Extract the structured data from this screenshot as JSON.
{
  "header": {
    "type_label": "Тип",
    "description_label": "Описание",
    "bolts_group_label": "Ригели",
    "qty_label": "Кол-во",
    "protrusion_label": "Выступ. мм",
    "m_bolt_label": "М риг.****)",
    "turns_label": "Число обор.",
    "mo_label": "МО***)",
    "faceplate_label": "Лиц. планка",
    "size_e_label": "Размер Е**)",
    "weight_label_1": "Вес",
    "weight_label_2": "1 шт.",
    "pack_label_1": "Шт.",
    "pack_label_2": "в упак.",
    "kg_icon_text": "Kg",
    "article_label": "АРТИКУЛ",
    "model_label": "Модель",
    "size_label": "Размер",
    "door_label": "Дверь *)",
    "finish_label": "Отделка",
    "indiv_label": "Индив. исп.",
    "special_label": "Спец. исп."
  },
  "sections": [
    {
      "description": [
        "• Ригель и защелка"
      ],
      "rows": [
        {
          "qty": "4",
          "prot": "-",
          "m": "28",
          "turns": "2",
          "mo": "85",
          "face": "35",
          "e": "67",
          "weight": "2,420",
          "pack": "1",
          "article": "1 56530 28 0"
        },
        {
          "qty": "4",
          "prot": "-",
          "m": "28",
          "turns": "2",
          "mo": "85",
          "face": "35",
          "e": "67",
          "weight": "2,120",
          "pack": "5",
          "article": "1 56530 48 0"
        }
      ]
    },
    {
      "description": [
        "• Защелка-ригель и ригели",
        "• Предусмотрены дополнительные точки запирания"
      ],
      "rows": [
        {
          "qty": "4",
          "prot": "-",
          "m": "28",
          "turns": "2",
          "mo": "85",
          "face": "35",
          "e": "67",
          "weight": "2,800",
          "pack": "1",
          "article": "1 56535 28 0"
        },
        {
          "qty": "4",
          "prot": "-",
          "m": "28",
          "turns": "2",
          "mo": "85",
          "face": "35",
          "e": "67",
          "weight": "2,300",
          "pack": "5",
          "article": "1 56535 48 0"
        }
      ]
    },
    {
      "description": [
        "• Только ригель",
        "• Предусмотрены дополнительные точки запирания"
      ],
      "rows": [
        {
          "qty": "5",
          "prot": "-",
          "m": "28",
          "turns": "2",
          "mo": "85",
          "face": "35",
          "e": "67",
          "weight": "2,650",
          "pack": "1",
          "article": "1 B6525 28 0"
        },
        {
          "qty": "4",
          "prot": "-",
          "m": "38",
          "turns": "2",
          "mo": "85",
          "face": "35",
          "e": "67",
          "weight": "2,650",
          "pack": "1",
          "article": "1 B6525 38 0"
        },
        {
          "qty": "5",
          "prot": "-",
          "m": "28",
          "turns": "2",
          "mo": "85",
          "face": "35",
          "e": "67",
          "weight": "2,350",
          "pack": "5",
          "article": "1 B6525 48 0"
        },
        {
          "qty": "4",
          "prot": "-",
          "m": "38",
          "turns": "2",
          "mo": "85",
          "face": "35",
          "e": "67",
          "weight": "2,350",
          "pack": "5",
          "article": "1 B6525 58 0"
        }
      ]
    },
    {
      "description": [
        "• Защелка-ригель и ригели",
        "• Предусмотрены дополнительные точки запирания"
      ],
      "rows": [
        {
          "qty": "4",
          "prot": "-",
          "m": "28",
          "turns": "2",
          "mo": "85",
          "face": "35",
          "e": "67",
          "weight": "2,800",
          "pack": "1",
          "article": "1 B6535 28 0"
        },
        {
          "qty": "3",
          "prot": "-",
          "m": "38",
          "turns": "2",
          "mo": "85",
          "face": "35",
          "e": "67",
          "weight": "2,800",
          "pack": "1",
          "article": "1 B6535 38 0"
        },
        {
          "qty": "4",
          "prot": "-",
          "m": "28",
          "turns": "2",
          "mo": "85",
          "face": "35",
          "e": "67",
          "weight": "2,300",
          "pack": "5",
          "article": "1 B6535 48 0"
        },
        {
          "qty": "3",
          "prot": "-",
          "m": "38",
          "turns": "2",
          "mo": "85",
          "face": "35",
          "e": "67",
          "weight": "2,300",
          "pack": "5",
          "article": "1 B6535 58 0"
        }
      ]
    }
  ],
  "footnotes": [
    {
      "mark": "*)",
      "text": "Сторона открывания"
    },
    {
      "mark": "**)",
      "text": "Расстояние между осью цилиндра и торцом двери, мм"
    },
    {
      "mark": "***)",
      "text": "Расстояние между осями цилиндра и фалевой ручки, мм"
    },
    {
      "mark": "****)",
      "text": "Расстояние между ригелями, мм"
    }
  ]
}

> [TASK GOAL]: From the records above, extract each line exactly as shown.

> [RESULT OF THE TASK]:
Extract the structured data from this screenshot as JSON.
{
  "header": {
    "type_label": "Тип",
    "description_label": "Описание",
    "bolts_group_label": "Ригели",
    "qty_label": "Кол-во",
    "protrusion_label": "Выступ. мм",
    "m_bolt_label": "М риг.****)",
    "turns_label": "Число обор.",
    "mo_label": "МО***)",
    "faceplate_label": "Лиц. планка",
    "size_e_label": "Размер Е**)",
    "weight_label_1": "Вес",
    "weight_label_2": "1 шт.",
    "pack_label_1": "Шт.",
    "pack_label_2": "в упак.",
    "kg_icon_text": "Kg",
    "article_label": "АРТИКУЛ",
    "model_label": "Модель",
    "size_label": "Размер",
    "door_label": "Дверь *)",
    "finish_label": "Отделка",
    "indiv_label": "Индив. исп.",
    "special_label": "Спец. исп."
  },
  "sections": [
    {
      "description": [
        "• Ригель и защелка"
      ],
      "rows": [
        {
          "qty": "4",
          "prot": "-",
          "m": "28",
          "turns": "2",
          "mo": "85",
          "face": "35",
          "e": "67",
          "weight": "2,420",
          "pack": "1",
          "article": "1 56530 28 0"
        },
        {
          "qty": "4",
          "prot": "-",
          "m": "28",
          "turns": "2",
          "mo": "85",
          "face": "35",
          "e": "67",
          "weight": "2,120",
          "pack": "5",
          "article": "1 56530 48 0"
        }
      ]
    },
    {
      "description": [
        "• Защелка-ригель и ригели",
        "• Предусмотрены дополнительные точки запирания"
      ],
      "rows": [
        {
          "qty": "4",
          "prot": "-",
          "m": "28",
          "turns": "2",
          "mo": "85",
          "face": "35",
          "e": "67",
          "weight": "2,800",
          "pack": "1",
          "article": "1 56535 28 0"
        },
        {
          "qty": "4",
          "prot": "-",
          "m": "28",
          "turns": "2",
          "mo": "85",
          "face": "35",
          "e": "67",
          "weight": "2,300",
          "pack": "5",
          "article": "1 56535 48 0"
        }
      ]
    },
    {
      "description": [
        "• Только ригель",
        "• Предусмотрены дополнительные точки запирания"
      ],
      "rows": [
        {
          "qty": "5",
          "prot": "-",
          "m": "28",
          "turns": "2",
          "mo": "85",
          "face": "35",
          "e": "67",
          "weight": "2,650",
          "pack": "1",
          "article": "1 B6525 28 0"
        },
        {
          "qty": "4",
          "prot": "-",
          "m": "38",
          "turns": "2",
          "mo": "85",
          "face": "35",
          "e": "67",
          "weight": "2,650",
          "pack": "1",
          "article": "1 B6525 38 0"
        },
        {
          "qty": "5",
          "prot": "-",
          "m": "28",
          "turns": "2",
          "mo": "85",
          "face": "35",
          "e": "67",
          "weight": "2,350",
          "pack": "5",
          "article": "1 B6525 48 0"
        },
        {
          "qty": "4",
          "prot": "-",
          "m": "38",
          "turns": "2",
          "mo": "85",
          "face": "35",
          "e": "67",
          "weight": "2,350",
          "pack": "5",
          "article": "1 B6525 58 0"
        }
      ]
    },
    {
      "description": [
        "• Защелка-ригель и ригели",
        "• Предусмотрены дополнительные точки запирания"
      ],
      "rows": [
        {
          "qty": "4",
          "prot": "-",
          "m": "28",
          "turns": "2",
          "mo": "85",
          "face": "35",
          "e": "67",
          "weight": "2,800",
          "pack": "1",
          "article": "1 B6535 28 0"
        },
        {
          "qty": "3",
          "prot": "-",
          "m": "38",
          "turns": "2",
          "mo": "85",
          "face": "35",
          "e": "67",
          "weight": "2,800",
          "pack": "1",
          "article": "1 B6535 38 0"
        },
        {
          "qty": "4",
          "prot": "-",
          "m": "28",
          "turns": "2",
          "mo": "85",
          "face": "35",
          "e": "67",
          "weight": "2,300",
          "pack": "5",
          "article": "1 B6535 48 0"
        },
        {
          "qty": "3",
          "prot": "-",
          "m": "38",
          "turns": "2",
          "mo": "85",
          "face": "35",
          "e": "67",
          "weight": "2,300",
          "pack": "5",
          "article": "1 B6535 58 0"
        }
      ]
    }
  ],
  "footnotes": [
    {
      "mark": "*)",
      "text": "Сторона открывания"
    },
    {
      "mark": "**)",
      "text": "Расстояние между осью цилиндра и торцом двери, мм"
    },
    {
      "mark": "***)",
      "text": "Расстояние между осями цилиндра и фалевой ручки, мм"
    },
    {
      "mark": "****)",
      "text": "Расстояние между ригелями, мм"
    }
  ]
}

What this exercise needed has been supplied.